▸ **Compiti**:
[1] Copia il brano della recensione di 1917 che inizia con "Mendes non sceglie" e finisce con "a perdita d’occhio.".
[2] Secondo la recensione di 1917, a quanti premi Oscar è candidato il film di Sam Mendes?

▸ **Estratto della fonte**:
1917, il war movie di Sam Mendes candidato a 10 premi Oscar, rappresenta una sorta di urlo di sopravvivenza del cinema,. Si tratta infatti di un film che punta tutto, e a 360°, sull’esperienza di visione immersiva, veicolata in questo caso da un unico piano sequenza (con un intervallo al nero tra i due macro-atti), ricorrendo a sofisticate tecniche per cucire insieme le riprese.

Mendes non sceglie di sottolineare eccessivamente il marciume estetico e morale del combattimento. Predilige semmai il titanismo empatico di uno sguardo che attraverso la perfezione della messa in scena riesca a congelare il tempo e lo spazio in un eterno e impassibile presente, in cui la minaccia della dipartita è ricorrente e incolmabile rispetto alla piccolezza dell’uomo schiacciato da un fato tragico.

1917 potrebbe sembrare solo un esempio di manierismo hollywoodiano d’alta scuola, ma è interessante notare come Mendes sappia intercettare anche, soprattutto nei frangenti in cui il climax spettacolare trova il suo massimo sfogo, una forma di verità della rappresentazione che tracima nell’emozione vibrante e a perdita d’occhio.

▸ **Sezione dati**:
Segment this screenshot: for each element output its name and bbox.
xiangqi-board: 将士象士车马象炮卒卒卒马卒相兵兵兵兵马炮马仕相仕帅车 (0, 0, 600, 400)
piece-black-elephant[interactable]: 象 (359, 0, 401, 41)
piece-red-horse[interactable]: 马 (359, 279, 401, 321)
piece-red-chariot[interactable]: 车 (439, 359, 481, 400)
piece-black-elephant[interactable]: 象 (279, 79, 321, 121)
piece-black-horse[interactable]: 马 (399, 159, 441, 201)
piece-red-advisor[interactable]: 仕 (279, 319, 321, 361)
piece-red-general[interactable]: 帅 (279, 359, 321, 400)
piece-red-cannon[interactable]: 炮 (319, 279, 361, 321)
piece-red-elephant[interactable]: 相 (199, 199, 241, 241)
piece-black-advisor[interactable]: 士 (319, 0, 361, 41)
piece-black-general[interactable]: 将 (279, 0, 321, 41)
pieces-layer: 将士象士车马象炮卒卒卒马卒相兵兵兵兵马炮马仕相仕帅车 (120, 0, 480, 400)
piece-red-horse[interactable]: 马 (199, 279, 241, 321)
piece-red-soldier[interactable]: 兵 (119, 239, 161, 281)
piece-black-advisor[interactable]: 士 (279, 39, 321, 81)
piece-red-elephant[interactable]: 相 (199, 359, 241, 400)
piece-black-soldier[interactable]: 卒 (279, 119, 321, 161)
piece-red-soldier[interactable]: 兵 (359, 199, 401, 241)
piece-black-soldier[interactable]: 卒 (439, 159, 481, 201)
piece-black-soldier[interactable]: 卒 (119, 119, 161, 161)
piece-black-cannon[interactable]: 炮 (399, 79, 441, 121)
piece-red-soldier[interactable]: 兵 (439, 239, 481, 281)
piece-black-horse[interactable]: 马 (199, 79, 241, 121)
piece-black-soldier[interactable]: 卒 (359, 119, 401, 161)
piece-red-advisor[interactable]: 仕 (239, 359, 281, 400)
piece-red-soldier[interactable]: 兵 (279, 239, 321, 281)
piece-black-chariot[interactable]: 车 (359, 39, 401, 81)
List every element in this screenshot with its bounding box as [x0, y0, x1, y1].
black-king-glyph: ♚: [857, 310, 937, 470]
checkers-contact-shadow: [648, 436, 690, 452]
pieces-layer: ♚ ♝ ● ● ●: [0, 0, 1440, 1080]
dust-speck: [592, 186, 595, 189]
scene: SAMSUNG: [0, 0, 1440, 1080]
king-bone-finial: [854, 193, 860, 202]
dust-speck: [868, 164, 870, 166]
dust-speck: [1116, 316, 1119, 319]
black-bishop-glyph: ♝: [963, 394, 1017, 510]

▸ **Risposte ai compiti**:
[1]
Mendes non sceglie di sottolineare eccessivamente il marciume estetico e morale del combattimento. Predilige semmai il titanismo empatico di uno sguardo che attraverso la perfezione della messa in scena riesca a congelare il tempo e lo spazio in un eterno e impassibile presente, in cui la minaccia della dipartita è ricorrente e incolmabile rispetto alla piccolezza dell’uomo schiacciato da un fato tragico.

1917 potrebbe sembrare solo un esempio di manierismo hollywoodiano d’alta scuola, ma è interessante notare come Mendes sappia intercettare anche, soprattutto nei frangenti in cui il climax spettacolare trova il suo massimo sfogo, una forma di verità della rappresentazione che tracima nell’emozione vibrante e a perdita d’occhio.

[2] A 10 premi Oscar.